Written exercise:
Reproduce the entries exactly.

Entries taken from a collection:
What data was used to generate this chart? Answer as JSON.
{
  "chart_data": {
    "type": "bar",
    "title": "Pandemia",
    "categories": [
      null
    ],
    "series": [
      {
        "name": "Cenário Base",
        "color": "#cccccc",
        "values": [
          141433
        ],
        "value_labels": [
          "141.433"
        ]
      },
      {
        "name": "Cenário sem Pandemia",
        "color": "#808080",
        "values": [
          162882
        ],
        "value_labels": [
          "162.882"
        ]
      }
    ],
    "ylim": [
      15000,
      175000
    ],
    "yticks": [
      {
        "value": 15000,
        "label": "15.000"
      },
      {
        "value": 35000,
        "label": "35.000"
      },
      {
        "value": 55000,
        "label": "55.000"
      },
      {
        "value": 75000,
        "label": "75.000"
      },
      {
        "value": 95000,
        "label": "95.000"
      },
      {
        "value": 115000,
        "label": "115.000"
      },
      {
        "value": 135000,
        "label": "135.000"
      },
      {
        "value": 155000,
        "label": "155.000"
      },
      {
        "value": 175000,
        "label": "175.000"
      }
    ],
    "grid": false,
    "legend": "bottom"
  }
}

Answer to this exercise:
What data was used to generate this chart? Answer as JSON.
{
  "chart_data": {
    "type": "bar",
    "title": "Pandemia",
    "categories": [
      null
    ],
    "series": [
      {
        "name": "Cenário Base",
        "color": "#cccccc",
        "values": [
          141433
        ],
        "value_labels": [
          "141.433"
        ]
      },
      {
        "name": "Cenário sem Pandemia",
        "color": "#808080",
        "values": [
          162882
        ],
        "value_labels": [
          "162.882"
        ]
      }
    ],
    "ylim": [
      15000,
      175000
    ],
    "yticks": [
      {
        "value": 15000,
        "label": "15.000"
      },
      {
        "value": 35000,
        "label": "35.000"
      },
      {
        "value": 55000,
        "label": "55.000"
      },
      {
        "value": 75000,
        "label": "75.000"
      },
      {
        "value": 95000,
        "label": "95.000"
      },
      {
        "value": 115000,
        "label": "115.000"
      },
      {
        "value": 135000,
        "label": "135.000"
      },
      {
        "value": 155000,
        "label": "155.000"
      },
      {
        "value": 175000,
        "label": "175.000"
      }
    ],
    "grid": false,
    "legend": "bottom"
  }
}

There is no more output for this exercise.